++++ EXERCISE DATA ++++

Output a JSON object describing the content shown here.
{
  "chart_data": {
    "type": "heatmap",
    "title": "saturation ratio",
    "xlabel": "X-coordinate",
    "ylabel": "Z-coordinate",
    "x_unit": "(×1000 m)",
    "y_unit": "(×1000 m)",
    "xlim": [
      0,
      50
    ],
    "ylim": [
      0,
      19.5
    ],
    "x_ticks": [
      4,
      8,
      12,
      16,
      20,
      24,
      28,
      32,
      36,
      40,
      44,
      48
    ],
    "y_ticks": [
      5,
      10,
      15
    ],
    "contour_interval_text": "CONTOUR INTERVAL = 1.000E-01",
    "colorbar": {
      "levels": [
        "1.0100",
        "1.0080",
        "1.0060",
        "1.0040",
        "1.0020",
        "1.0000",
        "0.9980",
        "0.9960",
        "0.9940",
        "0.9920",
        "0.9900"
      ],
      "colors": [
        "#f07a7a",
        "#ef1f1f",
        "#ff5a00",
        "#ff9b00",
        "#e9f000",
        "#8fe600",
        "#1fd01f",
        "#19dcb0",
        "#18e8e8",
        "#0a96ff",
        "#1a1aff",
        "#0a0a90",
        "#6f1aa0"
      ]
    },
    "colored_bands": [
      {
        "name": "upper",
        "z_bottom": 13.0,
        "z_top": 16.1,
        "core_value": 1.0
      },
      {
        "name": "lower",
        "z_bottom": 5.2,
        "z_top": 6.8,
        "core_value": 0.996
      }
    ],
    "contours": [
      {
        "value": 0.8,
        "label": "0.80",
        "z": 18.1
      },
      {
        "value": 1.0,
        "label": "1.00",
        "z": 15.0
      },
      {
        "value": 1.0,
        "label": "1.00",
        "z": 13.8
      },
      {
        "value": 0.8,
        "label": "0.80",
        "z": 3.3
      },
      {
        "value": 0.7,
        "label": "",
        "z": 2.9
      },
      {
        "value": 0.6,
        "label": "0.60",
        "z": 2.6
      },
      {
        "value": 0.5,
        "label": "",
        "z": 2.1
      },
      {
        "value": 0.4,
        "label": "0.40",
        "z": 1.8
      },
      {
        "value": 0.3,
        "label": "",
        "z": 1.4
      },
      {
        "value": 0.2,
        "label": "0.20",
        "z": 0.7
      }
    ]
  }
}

++++

— AIM —
Output the lines above verbatim and in full.

— EXERCISE RESPONSE —
Output a JSON object describing the content shown here.
{
  "chart_data": {
    "type": "heatmap",
    "title": "saturation ratio",
    "xlabel": "X-coordinate",
    "ylabel": "Z-coordinate",
    "x_unit": "(×1000 m)",
    "y_unit": "(×1000 m)",
    "xlim": [
      0,
      50
    ],
    "ylim": [
      0,
      19.5
    ],
    "x_ticks": [
      4,
      8,
      12,
      16,
      20,
      24,
      28,
      32,
      36,
      40,
      44,
      48
    ],
    "y_ticks": [
      5,
      10,
      15
    ],
    "contour_interval_text": "CONTOUR INTERVAL = 1.000E-01",
    "colorbar": {
      "levels": [
        "1.0100",
        "1.0080",
        "1.0060",
        "1.0040",
        "1.0020",
        "1.0000",
        "0.9980",
        "0.9960",
        "0.9940",
        "0.9920",
        "0.9900"
      ],
      "colors": [
        "#f07a7a",
        "#ef1f1f",
        "#ff5a00",
        "#ff9b00",
        "#e9f000",
        "#8fe600",
        "#1fd01f",
        "#19dcb0",
        "#18e8e8",
        "#0a96ff",
        "#1a1aff",
        "#0a0a90",
        "#6f1aa0"
      ]
    },
    "colored_bands": [
      {
        "name": "upper",
        "z_bottom": 13.0,
        "z_top": 16.1,
        "core_value": 1.0
      },
      {
        "name": "lower",
        "z_bottom": 5.2,
        "z_top": 6.8,
        "core_value": 0.996
      }
    ],
    "contours": [
      {
        "value": 0.8,
        "label": "0.80",
        "z": 18.1
      },
      {
        "value": 1.0,
        "label": "1.00",
        "z": 15.0
      },
      {
        "value": 1.0,
        "label": "1.00",
        "z": 13.8
      },
      {
        "value": 0.8,
        "label": "0.80",
        "z": 3.3
      },
      {
        "value": 0.7,
        "label": "",
        "z": 2.9
      },
      {
        "value": 0.6,
        "label": "0.60",
        "z": 2.6
      },
      {
        "value": 0.5,
        "label": "",
        "z": 2.1
      },
      {
        "value": 0.4,
        "label": "0.40",
        "z": 1.8
      },
      {
        "value": 0.3,
        "label": "",
        "z": 1.4
      },
      {
        "value": 0.2,
        "label": "0.20",
        "z": 0.7
      }
    ]
  }
}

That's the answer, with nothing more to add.